Search the entries for the word "color" and pull out each line that has it.

_DATASET EXTRACT_
——
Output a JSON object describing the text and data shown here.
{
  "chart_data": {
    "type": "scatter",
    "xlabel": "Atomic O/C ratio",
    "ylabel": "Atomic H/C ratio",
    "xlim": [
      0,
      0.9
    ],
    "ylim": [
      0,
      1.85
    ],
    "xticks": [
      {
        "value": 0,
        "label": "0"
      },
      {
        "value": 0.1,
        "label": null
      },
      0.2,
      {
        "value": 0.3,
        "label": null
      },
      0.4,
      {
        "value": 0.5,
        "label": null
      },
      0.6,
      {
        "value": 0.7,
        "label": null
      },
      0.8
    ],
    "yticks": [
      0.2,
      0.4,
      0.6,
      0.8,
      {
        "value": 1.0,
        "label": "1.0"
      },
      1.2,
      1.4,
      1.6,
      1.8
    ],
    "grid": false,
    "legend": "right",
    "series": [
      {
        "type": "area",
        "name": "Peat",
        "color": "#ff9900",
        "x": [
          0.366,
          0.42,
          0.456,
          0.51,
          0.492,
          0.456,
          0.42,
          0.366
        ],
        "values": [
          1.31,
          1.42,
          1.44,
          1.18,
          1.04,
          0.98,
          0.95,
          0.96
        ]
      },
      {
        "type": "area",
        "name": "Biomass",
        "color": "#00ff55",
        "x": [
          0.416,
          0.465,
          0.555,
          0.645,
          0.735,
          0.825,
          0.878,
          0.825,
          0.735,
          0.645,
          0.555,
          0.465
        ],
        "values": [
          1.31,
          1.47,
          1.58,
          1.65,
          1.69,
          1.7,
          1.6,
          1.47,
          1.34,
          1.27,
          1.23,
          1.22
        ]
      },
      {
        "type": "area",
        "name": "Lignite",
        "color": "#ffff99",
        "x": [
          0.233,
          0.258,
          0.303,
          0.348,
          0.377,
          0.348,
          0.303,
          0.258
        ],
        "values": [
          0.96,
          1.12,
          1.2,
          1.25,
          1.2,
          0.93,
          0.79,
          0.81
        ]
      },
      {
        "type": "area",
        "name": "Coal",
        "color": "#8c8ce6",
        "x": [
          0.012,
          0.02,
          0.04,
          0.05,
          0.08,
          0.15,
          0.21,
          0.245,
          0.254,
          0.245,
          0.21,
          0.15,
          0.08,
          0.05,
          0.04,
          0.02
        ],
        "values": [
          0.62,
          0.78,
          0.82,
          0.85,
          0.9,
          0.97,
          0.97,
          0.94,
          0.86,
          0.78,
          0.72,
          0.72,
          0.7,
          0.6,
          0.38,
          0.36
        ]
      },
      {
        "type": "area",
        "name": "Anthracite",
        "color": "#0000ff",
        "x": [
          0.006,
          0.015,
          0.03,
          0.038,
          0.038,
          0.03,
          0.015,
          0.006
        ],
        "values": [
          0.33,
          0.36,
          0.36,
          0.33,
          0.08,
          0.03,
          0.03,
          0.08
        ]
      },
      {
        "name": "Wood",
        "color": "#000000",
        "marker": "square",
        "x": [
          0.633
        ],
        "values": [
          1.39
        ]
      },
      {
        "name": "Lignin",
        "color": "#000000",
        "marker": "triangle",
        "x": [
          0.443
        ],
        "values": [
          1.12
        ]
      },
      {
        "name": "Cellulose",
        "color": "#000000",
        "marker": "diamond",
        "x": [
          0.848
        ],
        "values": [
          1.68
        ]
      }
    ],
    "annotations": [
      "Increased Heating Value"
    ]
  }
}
——
_FULL ANSWER_
        "color": "#ff9900",
        "color": "#00ff55",
        "color": "#ffff99",
        "color": "#8c8ce6",
        "color": "#0000ff",
        "color": "#000000",
        "color": "#000000",
        "color": "#000000",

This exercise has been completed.